Output all of the entries exactly as written.

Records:
>> Start

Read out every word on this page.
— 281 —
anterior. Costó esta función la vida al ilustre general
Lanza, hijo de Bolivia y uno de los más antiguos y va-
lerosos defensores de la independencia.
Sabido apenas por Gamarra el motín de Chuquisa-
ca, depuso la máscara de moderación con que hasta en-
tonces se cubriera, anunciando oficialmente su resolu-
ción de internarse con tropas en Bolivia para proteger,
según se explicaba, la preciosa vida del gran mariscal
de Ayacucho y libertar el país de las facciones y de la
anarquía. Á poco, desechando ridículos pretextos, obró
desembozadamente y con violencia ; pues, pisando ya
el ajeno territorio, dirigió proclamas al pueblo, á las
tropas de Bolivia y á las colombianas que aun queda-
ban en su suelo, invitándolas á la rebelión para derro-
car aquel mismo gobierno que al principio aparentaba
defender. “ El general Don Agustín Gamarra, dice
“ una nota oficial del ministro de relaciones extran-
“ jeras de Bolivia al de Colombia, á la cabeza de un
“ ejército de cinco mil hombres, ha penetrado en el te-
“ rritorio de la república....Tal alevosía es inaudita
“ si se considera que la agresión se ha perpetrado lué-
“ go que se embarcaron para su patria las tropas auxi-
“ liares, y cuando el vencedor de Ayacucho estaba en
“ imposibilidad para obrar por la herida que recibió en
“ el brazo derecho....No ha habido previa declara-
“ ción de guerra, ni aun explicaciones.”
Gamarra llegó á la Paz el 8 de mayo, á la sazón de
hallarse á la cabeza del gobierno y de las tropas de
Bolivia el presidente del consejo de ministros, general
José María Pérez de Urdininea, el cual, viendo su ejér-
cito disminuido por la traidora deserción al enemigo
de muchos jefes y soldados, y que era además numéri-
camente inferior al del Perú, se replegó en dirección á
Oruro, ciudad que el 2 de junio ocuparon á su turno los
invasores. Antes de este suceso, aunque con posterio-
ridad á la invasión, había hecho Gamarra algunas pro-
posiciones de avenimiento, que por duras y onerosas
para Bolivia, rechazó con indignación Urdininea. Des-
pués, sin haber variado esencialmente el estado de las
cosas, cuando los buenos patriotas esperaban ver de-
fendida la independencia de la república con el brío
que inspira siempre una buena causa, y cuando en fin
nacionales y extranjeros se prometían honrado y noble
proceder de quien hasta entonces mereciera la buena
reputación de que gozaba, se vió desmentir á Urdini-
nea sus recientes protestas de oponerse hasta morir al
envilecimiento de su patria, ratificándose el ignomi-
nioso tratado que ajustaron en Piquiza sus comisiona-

>> End

#### ANSWER TO THE PROBLEM
Read out every word on this page.
— 281 —
anterior. Costó esta función la vida al ilustre general
Lanza, hijo de Bolivia y uno de los más antiguos y va-
lerosos defensores de la independencia.
Sabido apenas por Gamarra el motín de Chuquisa-
ca, depuso la máscara de moderación con que hasta en-
tonces se cubriera, anunciando oficialmente su resolu-
ción de internarse con tropas en Bolivia para proteger,
según se explicaba, la preciosa vida del gran mariscal
de Ayacucho y libertar el país de las facciones y de la
anarquía. Á poco, desechando ridículos pretextos, obró
desembozadamente y con violencia ; pues, pisando ya
el ajeno territorio, dirigió proclamas al pueblo, á las
tropas de Bolivia y á las colombianas que aun queda-
ban en su suelo, invitándolas á la rebelión para derro-
car aquel mismo gobierno que al principio aparentaba
defender. “ El general Don Agustín Gamarra, dice
“ una nota oficial del ministro de relaciones extran-
“ jeras de Bolivia al de Colombia, á la cabeza de un
“ ejército de cinco mil hombres, ha penetrado en el te-
“ rritorio de la república....Tal alevosía es inaudita
“ si se considera que la agresión se ha perpetrado lué-
“ go que se embarcaron para su patria las tropas auxi-
“ liares, y cuando el vencedor de Ayacucho estaba en
“ imposibilidad para obrar por la herida que recibió en
“ el brazo derecho....No ha habido previa declara-
“ ción de guerra, ni aun explicaciones.”
Gamarra llegó á la Paz el 8 de mayo, á la sazón de
hallarse á la cabeza del gobierno y de las tropas de
Bolivia el presidente del consejo de ministros, general
José María Pérez de Urdininea, el cual, viendo su ejér-
cito disminuido por la traidora deserción al enemigo
de muchos jefes y soldados, y que era además numéri-
camente inferior al del Perú, se replegó en dirección á
Oruro, ciudad que el 2 de junio ocuparon á su turno los
invasores. Antes de este suceso, aunque con posterio-
ridad á la invasión, había hecho Gamarra algunas pro-
posiciones de avenimiento, que por duras y onerosas
para Bolivia, rechazó con indignación Urdininea. Des-
pués, sin haber variado esencialmente el estado de las
cosas, cuando los buenos patriotas esperaban ver de-
fendida la independencia de la república con el brío
que inspira siempre una buena causa, y cuando en fin
nacionales y extranjeros se prometían honrado y noble
proceder de quien hasta entonces mereciera la buena
reputación de que gozaba, se vió desmentir á Urdini-
nea sus recientes protestas de oponerse hasta morir al
envilecimiento de su patria, ratificándose el ignomi-
nioso tratado que ajustaron en Piquiza sus comisiona-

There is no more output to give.